### Actions to take
(1) In the bass tournament results, what winning weight did Clark Cowley record?
(2) Reproduce the bass tournament results word for word from "Clark Cowley of" to "21 TRX powered by a 200 Mercury Pro XS.".

### Passage shown
#####

# ABA/AFT National Championship results



## ABA Ohio (May 31, 2007)

The American Bass Anglers / American Fishing Tours National Championship Tournament was held October 22 -24, 2014 on Old Hickory Lake, Gallatin, TN.

Clark Cowley of Lebanon, TN won the event with a winning weight of 26.28 pounds. Clark was in eleventh place and 13 pounds behind the leader entering the final day of the tournament. He then weighed in the third largest bag of the entire tournament to vault into first place!
Clark won a fully rigged 2015 Triton 21TRX powered by a 200 Mercury Pro XS.

Eric Craft of Erie, KS finished in second place. Eric led the event on both the first and second day of the tournament but blanked on day three to fall into second place. He received $5,200 for second place. His weight was 25.34 pounds.
However Eric won the National Angler of the Year title. Eric was the highest placed Divisional Angler of the Year in the Tournament, therefore becoming the National AOY! Eric received a 2015 triton 21 TRX powered by a 200 Mercury Pro XS. 

Third place was Jeff Cannon with a weight of 24.06 pounds.
Fourth place was Ben McCormick with a weight of 22.68 pounds.
Michael Sims rounded out the top five with a weight of 22.07 pounds.

Winning the 2015 Triton TR19XS powered by a 150 mercury Pro XS as the highest placing NON-Boater in the tournament was Allen Raines of Marianna, FL. Allen finished in 36th place (just one place out of the money) with a weight of 8.76 pounds.

John Simonof won the $5,000 Royal Purple package. John was the highest placing angler entered into the Royal Purple Royal Rewards Program. 

At the awards ceremony Friday evening anglers won a huge assortment of prizes ranging from sets of Carlisle tires, Odyssey batteries, Garmin depth finders, Royal Purple products and other prizes.

The 2015 National Championship Tournament will take place on Lake Hartwell, Anderson, SC on October 17 - 23, 2015. They will be launching from the brand new Green Pond Landing launch facilities.

#####

### Information provided
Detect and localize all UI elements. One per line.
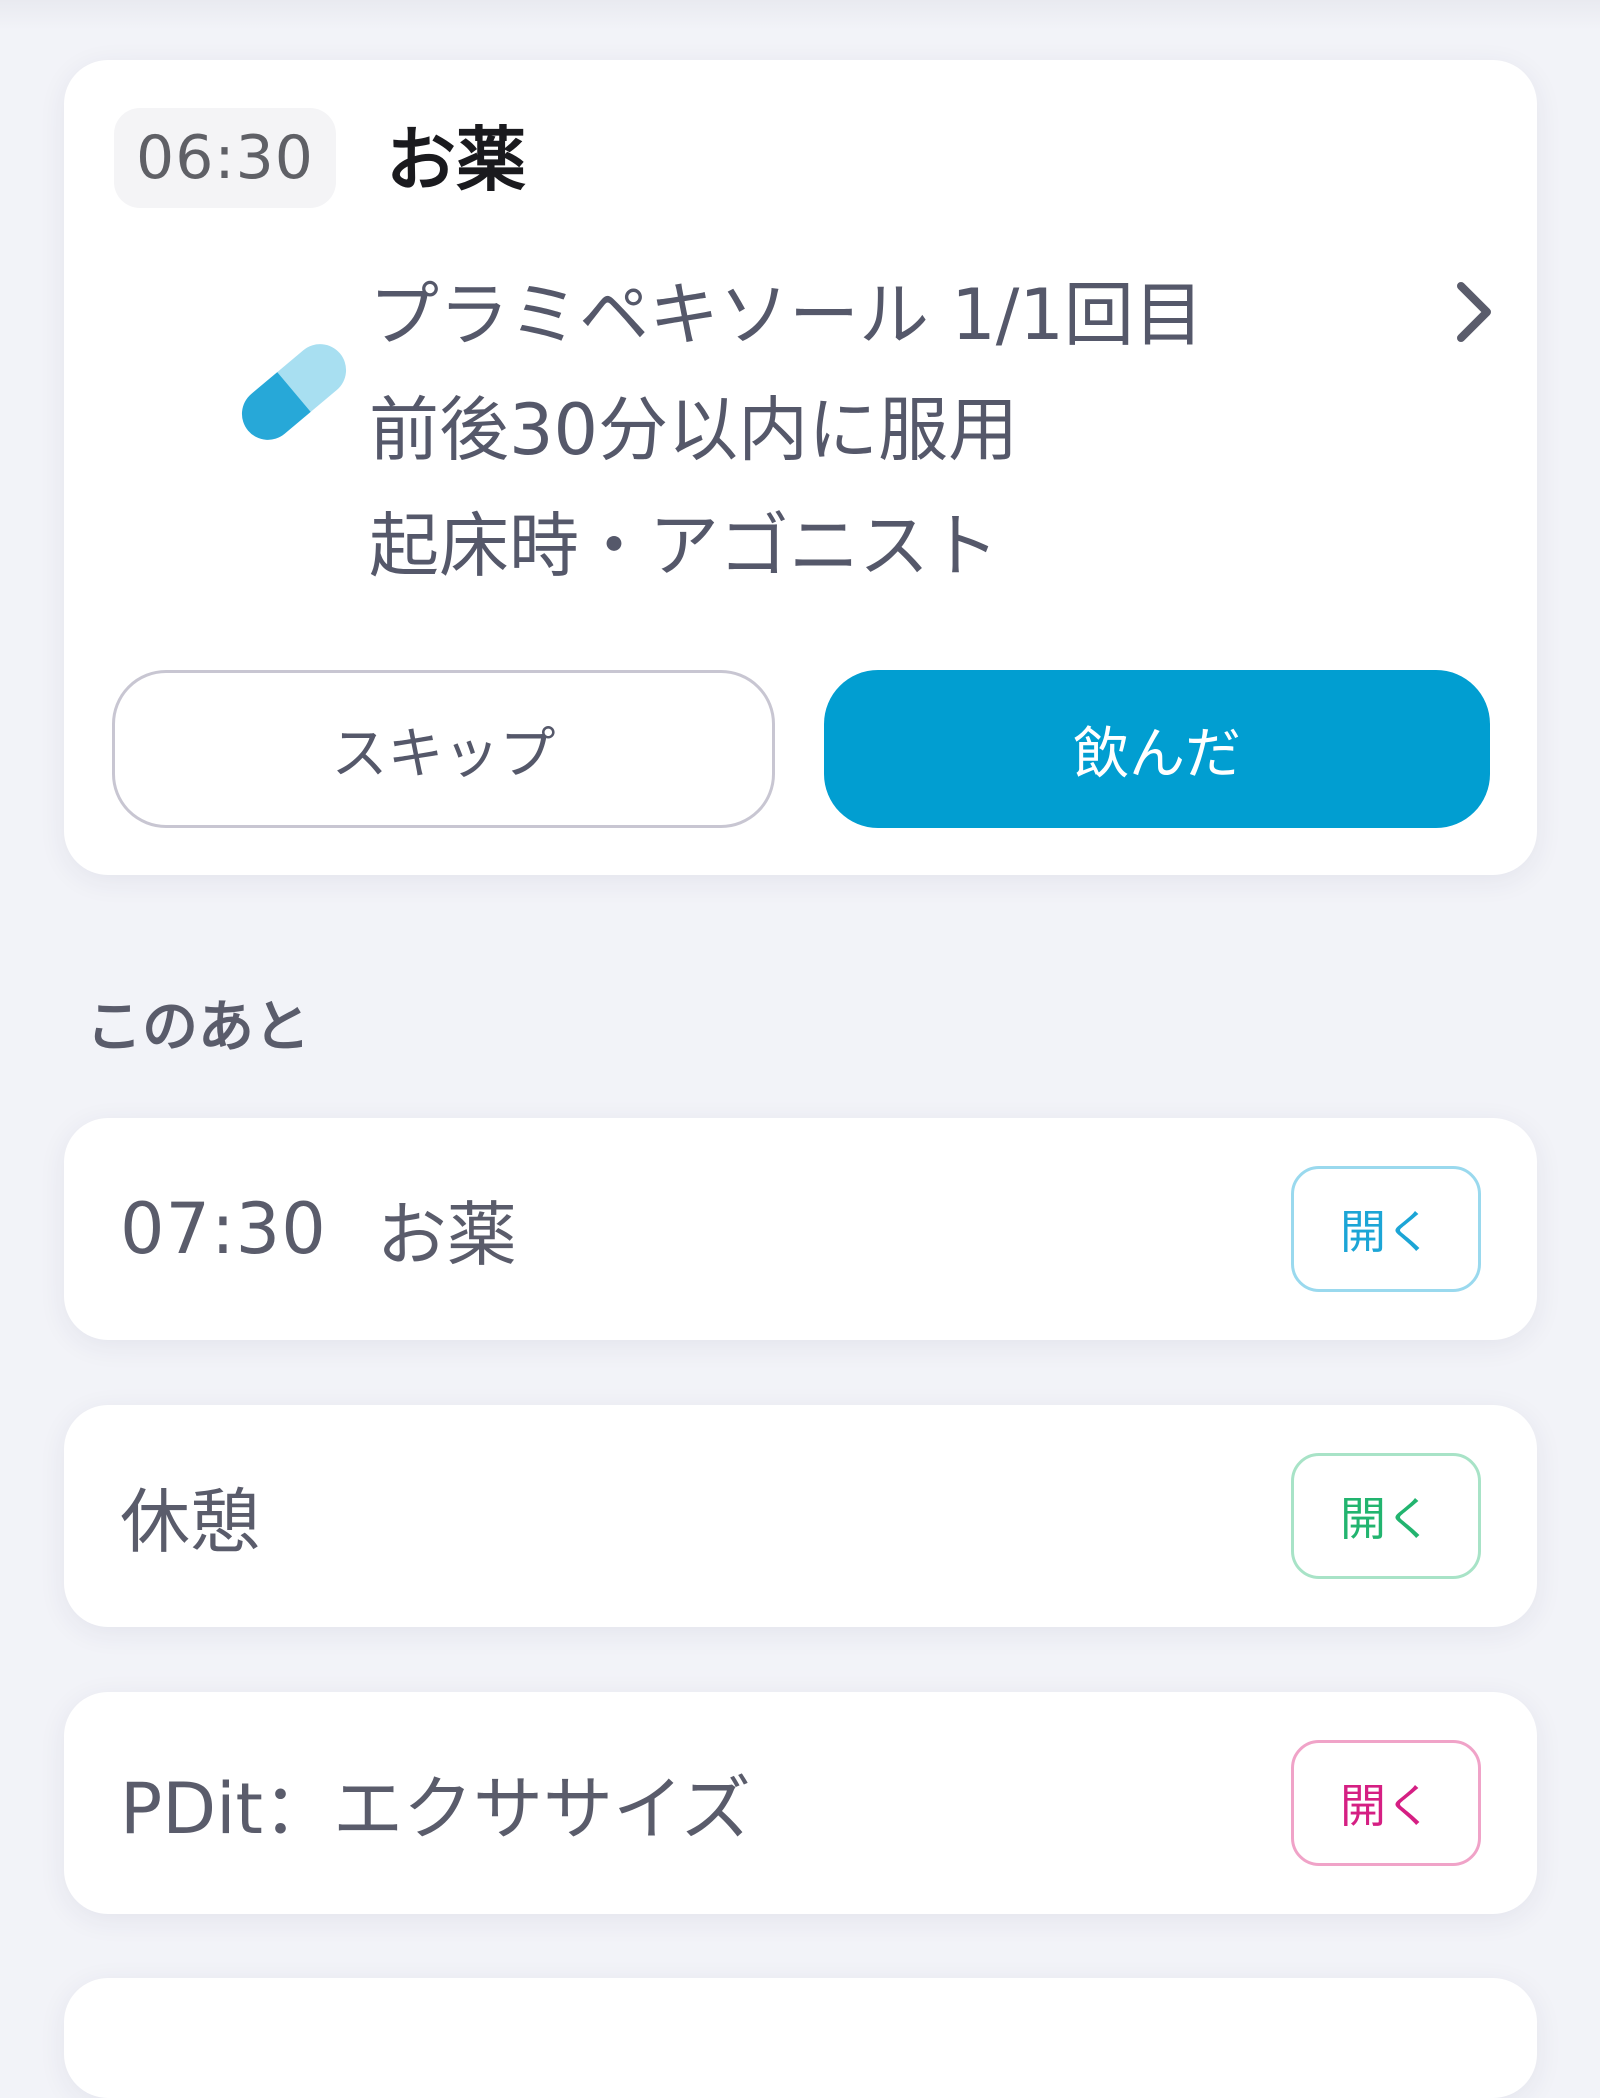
list-item-text: 休憩	[120, 1405, 260, 1627]
capsule-icon	[242, 344, 346, 440]
open-button[interactable]: 開く	[1291, 1166, 1481, 1292]
list-item[interactable]: PDit：エクササイズ 開く	[64, 1692, 1537, 1914]
list-item-label: 休憩	[120, 1480, 260, 1563]
current-title: お薬	[386, 119, 526, 201]
list-item-label: PDit：エクササイズ	[120, 1767, 751, 1850]
current-medication-card: 06:30 お薬 プラミペキソール 1/1回目 前後30分以内に服用 起床時・ア…	[64, 60, 1537, 875]
upcoming-heading: このあと	[86, 995, 310, 1060]
current-time-chip: 06:30	[114, 108, 336, 208]
list-item-label: お薬	[376, 1193, 517, 1276]
list-item-partial	[64, 1978, 1537, 2098]
skip-button[interactable]: スキップ	[112, 670, 775, 828]
medicine-tags: 起床時・アゴニスト	[369, 505, 999, 587]
top-shadow	[0, 0, 1600, 30]
list-item[interactable]: 休憩 開く	[64, 1405, 1537, 1627]
medicine-timing-note: 前後30分以内に服用	[369, 389, 1019, 471]
list-item-text: 07:30 お薬	[120, 1118, 517, 1340]
chevron-right-icon[interactable]	[1439, 260, 1509, 360]
list-item-text: PDit：エクササイズ	[120, 1692, 751, 1914]
medicine-name: プラミペキソール 1/1回目	[369, 274, 1204, 356]
list-item[interactable]: 07:30 お薬 開く	[64, 1118, 1537, 1340]
taken-button[interactable]: 飲んだ	[824, 670, 1490, 828]
open-button[interactable]: 開く	[1291, 1453, 1481, 1579]
list-item-time: 07:30	[120, 1188, 327, 1270]
open-button[interactable]: 開く	[1291, 1740, 1481, 1866]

#####

### Task results
(1) 26.28 pounds.

(2)
Clark Cowley of Lebanon, TN won the event with a winning weight of 26.28 pounds. Clark was in eleventh place and 13 pounds behind the leader entering the final day of the tournament. He then weighed in the third largest bag of the entire tournament to vault into first place!
Clark won a fully rigged 2015 Triton 21TRX powered by a 200 Mercury Pro XS.

Eric Craft of Erie, KS finished in second place. Eric led the event on both the first and second day of the tournament but blanked on day three to fall into second place. He received $5,200 for second place. His weight was 25.34 pounds.
However Eric won the National Angler of the Year title. Eric was the highest placed Divisional Angler of the Year in the Tournament, therefore becoming the National AOY! Eric received a 2015 triton 21 TRX powered by a 200 Mercury Pro XS.